> _Records to use_

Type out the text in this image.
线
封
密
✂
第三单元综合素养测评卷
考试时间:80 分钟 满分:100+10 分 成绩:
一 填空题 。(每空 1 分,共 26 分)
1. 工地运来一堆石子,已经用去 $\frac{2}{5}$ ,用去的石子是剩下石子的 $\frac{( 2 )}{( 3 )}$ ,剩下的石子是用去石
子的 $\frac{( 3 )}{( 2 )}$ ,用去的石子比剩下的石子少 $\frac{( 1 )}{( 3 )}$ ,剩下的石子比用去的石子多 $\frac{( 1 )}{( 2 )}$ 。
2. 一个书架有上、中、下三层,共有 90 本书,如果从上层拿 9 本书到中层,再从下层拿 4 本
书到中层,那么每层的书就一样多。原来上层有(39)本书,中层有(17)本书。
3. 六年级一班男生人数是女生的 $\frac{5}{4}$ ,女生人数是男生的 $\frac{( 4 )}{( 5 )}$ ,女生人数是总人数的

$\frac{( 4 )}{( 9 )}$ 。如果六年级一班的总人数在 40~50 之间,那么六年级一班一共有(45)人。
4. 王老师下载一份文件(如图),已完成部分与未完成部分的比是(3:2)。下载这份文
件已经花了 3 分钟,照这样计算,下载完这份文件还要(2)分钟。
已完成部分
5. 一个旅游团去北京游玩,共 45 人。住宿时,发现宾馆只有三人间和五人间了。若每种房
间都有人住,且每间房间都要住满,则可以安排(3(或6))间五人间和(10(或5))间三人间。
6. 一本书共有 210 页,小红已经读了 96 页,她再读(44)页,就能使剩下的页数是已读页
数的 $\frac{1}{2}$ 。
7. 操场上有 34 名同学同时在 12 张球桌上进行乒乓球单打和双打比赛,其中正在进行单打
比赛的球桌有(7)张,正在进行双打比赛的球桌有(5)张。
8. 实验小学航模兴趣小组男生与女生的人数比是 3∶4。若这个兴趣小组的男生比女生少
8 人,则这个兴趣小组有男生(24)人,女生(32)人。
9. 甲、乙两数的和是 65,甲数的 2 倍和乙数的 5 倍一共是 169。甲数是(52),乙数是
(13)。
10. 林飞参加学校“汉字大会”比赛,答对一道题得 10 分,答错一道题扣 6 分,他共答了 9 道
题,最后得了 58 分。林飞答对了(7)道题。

> _Given request_
Return each line of the data exactly as written above.

> _Answer in full_
Type out the text in this image.
线
封
密
✂
第三单元综合素养测评卷
考试时间:80 分钟 满分:100+10 分 成绩:
一 填空题 。(每空 1 分,共 26 分)
1. 工地运来一堆石子,已经用去 $\frac{2}{5}$ ,用去的石子是剩下石子的 $\frac{( 2 )}{( 3 )}$ ,剩下的石子是用去石
子的 $\frac{( 3 )}{( 2 )}$ ,用去的石子比剩下的石子少 $\frac{( 1 )}{( 3 )}$ ,剩下的石子比用去的石子多 $\frac{( 1 )}{( 2 )}$ 。
2. 一个书架有上、中、下三层,共有 90 本书,如果从上层拿 9 本书到中层,再从下层拿 4 本
书到中层,那么每层的书就一样多。原来上层有(39)本书,中层有(17)本书。
3. 六年级一班男生人数是女生的 $\frac{5}{4}$ ,女生人数是男生的 $\frac{( 4 )}{( 5 )}$ ,女生人数是总人数的

$\frac{( 4 )}{( 9 )}$ 。如果六年级一班的总人数在 40~50 之间,那么六年级一班一共有(45)人。
4. 王老师下载一份文件(如图),已完成部分与未完成部分的比是(3:2)。下载这份文
件已经花了 3 分钟,照这样计算,下载完这份文件还要(2)分钟。
已完成部分
5. 一个旅游团去北京游玩,共 45 人。住宿时,发现宾馆只有三人间和五人间了。若每种房
间都有人住,且每间房间都要住满,则可以安排(3(或6))间五人间和(10(或5))间三人间。
6. 一本书共有 210 页,小红已经读了 96 页,她再读(44)页,就能使剩下的页数是已读页
数的 $\frac{1}{2}$ 。
7. 操场上有 34 名同学同时在 12 张球桌上进行乒乓球单打和双打比赛,其中正在进行单打
比赛的球桌有(7)张,正在进行双打比赛的球桌有(5)张。
8. 实验小学航模兴趣小组男生与女生的人数比是 3∶4。若这个兴趣小组的男生比女生少
8 人,则这个兴趣小组有男生(24)人,女生(32)人。
9. 甲、乙两数的和是 65,甲数的 2 倍和乙数的 5 倍一共是 169。甲数是(52),乙数是
(13)。
10. 林飞参加学校“汉字大会”比赛,答对一道题得 10 分,答错一道题扣 6 分,他共答了 9 道
题,最后得了 58 分。林飞答对了(7)道题。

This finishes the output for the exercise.